■ Dataset records
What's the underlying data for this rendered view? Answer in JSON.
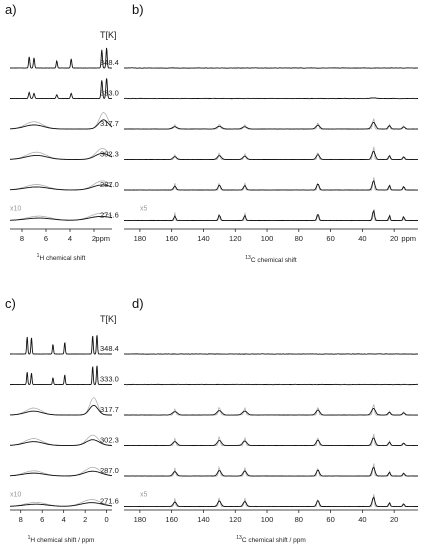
{
  "chart_data": [
    {
      "panel": "a)",
      "type": "line",
      "nucleus": "1H",
      "xlabel_sup": "1",
      "xlabel_main": "H chemical shift",
      "xlim": [
        9,
        0.5
      ],
      "ticks": [
        8,
        6,
        4,
        2
      ],
      "tick_unit": "ppm",
      "column_header": "T[K]",
      "scale_note": "x10",
      "series": [
        {
          "temperature": "348.4",
          "peaks": [
            [
              7.4,
              0.55,
              0.05
            ],
            [
              7.0,
              0.5,
              0.05
            ],
            [
              5.1,
              0.35,
              0.05
            ],
            [
              3.9,
              0.45,
              0.05
            ],
            [
              1.35,
              0.9,
              0.05
            ],
            [
              0.95,
              1.0,
              0.05
            ]
          ]
        },
        {
          "temperature": "333.0",
          "peaks": [
            [
              7.4,
              0.3,
              0.06
            ],
            [
              7.0,
              0.25,
              0.06
            ],
            [
              5.1,
              0.18,
              0.06
            ],
            [
              3.9,
              0.25,
              0.06
            ],
            [
              1.35,
              0.9,
              0.06
            ],
            [
              0.95,
              1.0,
              0.06
            ]
          ]
        },
        {
          "temperature": "317.7",
          "peaks": [
            [
              7.0,
              0.2,
              0.8
            ],
            [
              1.2,
              0.45,
              0.4
            ]
          ]
        },
        {
          "temperature": "302.3",
          "peaks": [
            [
              6.8,
              0.2,
              0.9
            ],
            [
              1.3,
              0.3,
              0.6
            ]
          ]
        },
        {
          "temperature": "287.0",
          "peaks": [
            [
              6.8,
              0.15,
              1.0
            ],
            [
              1.3,
              0.25,
              0.8
            ]
          ]
        },
        {
          "temperature": "271.6",
          "peaks": [
            [
              6.6,
              0.12,
              1.1
            ],
            [
              1.4,
              0.2,
              1.0
            ]
          ]
        }
      ]
    },
    {
      "panel": "b)",
      "type": "line",
      "nucleus": "13C",
      "xlabel_sup": "13",
      "xlabel_main": "C chemical shift",
      "xlim": [
        190,
        5
      ],
      "ticks": [
        180,
        160,
        140,
        120,
        100,
        80,
        60,
        40,
        20
      ],
      "tick_unit": "ppm",
      "scale_note": "x5",
      "series": [
        {
          "temperature": "348.4",
          "peaks": []
        },
        {
          "temperature": "333.0",
          "peaks": [
            [
              33,
              0.06,
              2.0
            ]
          ]
        },
        {
          "temperature": "317.7",
          "peaks": [
            [
              158,
              0.2,
              1.5
            ],
            [
              130,
              0.25,
              1.5
            ],
            [
              114,
              0.2,
              1.5
            ],
            [
              68,
              0.35,
              1.2
            ],
            [
              33,
              0.6,
              1.2
            ],
            [
              23,
              0.3,
              0.8
            ],
            [
              14,
              0.2,
              0.8
            ]
          ]
        },
        {
          "temperature": "302.3",
          "peaks": [
            [
              158,
              0.25,
              1.2
            ],
            [
              130,
              0.35,
              1.2
            ],
            [
              114,
              0.3,
              1.2
            ],
            [
              68,
              0.45,
              1.0
            ],
            [
              33,
              0.75,
              1.0
            ],
            [
              23,
              0.35,
              0.6
            ],
            [
              14,
              0.25,
              0.6
            ]
          ]
        },
        {
          "temperature": "287.0",
          "peaks": [
            [
              158,
              0.35,
              0.8
            ],
            [
              130,
              0.45,
              0.8
            ],
            [
              114,
              0.4,
              0.8
            ],
            [
              68,
              0.55,
              0.8
            ],
            [
              33,
              0.85,
              0.8
            ],
            [
              23,
              0.45,
              0.5
            ],
            [
              14,
              0.35,
              0.5
            ]
          ]
        },
        {
          "temperature": "271.6",
          "peaks": [
            [
              158,
              0.4,
              0.6
            ],
            [
              130,
              0.5,
              0.6
            ],
            [
              114,
              0.45,
              0.6
            ],
            [
              68,
              0.6,
              0.6
            ],
            [
              33,
              0.95,
              0.6
            ],
            [
              23,
              0.5,
              0.4
            ],
            [
              14,
              0.4,
              0.4
            ]
          ]
        }
      ]
    },
    {
      "panel": "c)",
      "type": "line",
      "nucleus": "1H",
      "xlabel_sup": "1",
      "xlabel_main": "H chemical shift / ppm",
      "xlim": [
        9,
        -0.5
      ],
      "ticks": [
        8,
        6,
        4,
        2,
        0
      ],
      "tick_unit": "",
      "column_header": "T[K]",
      "scale_note": "x10",
      "series": [
        {
          "temperature": "348.4",
          "peaks": [
            [
              7.4,
              0.9,
              0.05
            ],
            [
              7.0,
              0.85,
              0.05
            ],
            [
              5.0,
              0.5,
              0.05
            ],
            [
              3.9,
              0.6,
              0.05
            ],
            [
              1.3,
              0.95,
              0.05
            ],
            [
              0.9,
              1.0,
              0.05
            ]
          ]
        },
        {
          "temperature": "333.0",
          "peaks": [
            [
              7.4,
              0.65,
              0.05
            ],
            [
              7.0,
              0.6,
              0.05
            ],
            [
              5.0,
              0.35,
              0.05
            ],
            [
              3.9,
              0.5,
              0.05
            ],
            [
              1.3,
              0.95,
              0.05
            ],
            [
              0.9,
              1.0,
              0.05
            ]
          ]
        },
        {
          "temperature": "317.7",
          "peaks": [
            [
              6.8,
              0.2,
              0.8
            ],
            [
              1.2,
              0.5,
              0.4
            ]
          ]
        },
        {
          "temperature": "302.3",
          "peaks": [
            [
              6.8,
              0.2,
              0.9
            ],
            [
              1.3,
              0.3,
              0.6
            ]
          ]
        },
        {
          "temperature": "287.0",
          "peaks": [
            [
              6.8,
              0.15,
              1.0
            ],
            [
              1.3,
              0.25,
              0.8
            ]
          ]
        },
        {
          "temperature": "271.6",
          "peaks": [
            [
              6.6,
              0.12,
              1.1
            ],
            [
              1.4,
              0.2,
              1.0
            ]
          ]
        }
      ]
    },
    {
      "panel": "d)",
      "type": "line",
      "nucleus": "13C",
      "xlabel_sup": "13",
      "xlabel_main": "C chemical shift / ppm",
      "xlim": [
        190,
        5
      ],
      "ticks": [
        180,
        160,
        140,
        120,
        100,
        80,
        60,
        40,
        20
      ],
      "tick_unit": "",
      "scale_note": "x5",
      "series": [
        {
          "temperature": "348.4",
          "peaks": []
        },
        {
          "temperature": "333.0",
          "peaks": []
        },
        {
          "temperature": "317.7",
          "peaks": [
            [
              158,
              0.3,
              1.5
            ],
            [
              130,
              0.4,
              1.5
            ],
            [
              114,
              0.35,
              1.5
            ],
            [
              68,
              0.45,
              1.2
            ],
            [
              33,
              0.6,
              1.2
            ],
            [
              23,
              0.25,
              0.8
            ],
            [
              14,
              0.2,
              0.8
            ]
          ]
        },
        {
          "temperature": "302.3",
          "peaks": [
            [
              158,
              0.35,
              1.3
            ],
            [
              130,
              0.45,
              1.3
            ],
            [
              114,
              0.4,
              1.3
            ],
            [
              68,
              0.5,
              1.0
            ],
            [
              33,
              0.7,
              1.0
            ],
            [
              23,
              0.3,
              0.7
            ],
            [
              14,
              0.2,
              0.7
            ]
          ]
        },
        {
          "temperature": "287.0",
          "peaks": [
            [
              158,
              0.4,
              1.1
            ],
            [
              130,
              0.5,
              1.1
            ],
            [
              114,
              0.45,
              1.1
            ],
            [
              68,
              0.55,
              0.9
            ],
            [
              33,
              0.8,
              0.9
            ],
            [
              23,
              0.35,
              0.6
            ],
            [
              14,
              0.25,
              0.6
            ]
          ]
        },
        {
          "temperature": "271.6",
          "peaks": [
            [
              158,
              0.4,
              1.0
            ],
            [
              130,
              0.5,
              1.0
            ],
            [
              114,
              0.45,
              1.0
            ],
            [
              68,
              0.55,
              0.8
            ],
            [
              33,
              0.85,
              0.8
            ],
            [
              23,
              0.35,
              0.5
            ],
            [
              14,
              0.25,
              0.5
            ]
          ]
        }
      ]
    }
  ],
  "colors": {
    "trace": "#111111",
    "overlay": "#a8a8a8",
    "text": "#222222"
  }
}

■ Aim of the task
From the listing above, report the number of lines containing the string "chemical", without any accompanying remarks.

■ Result of this exercise
4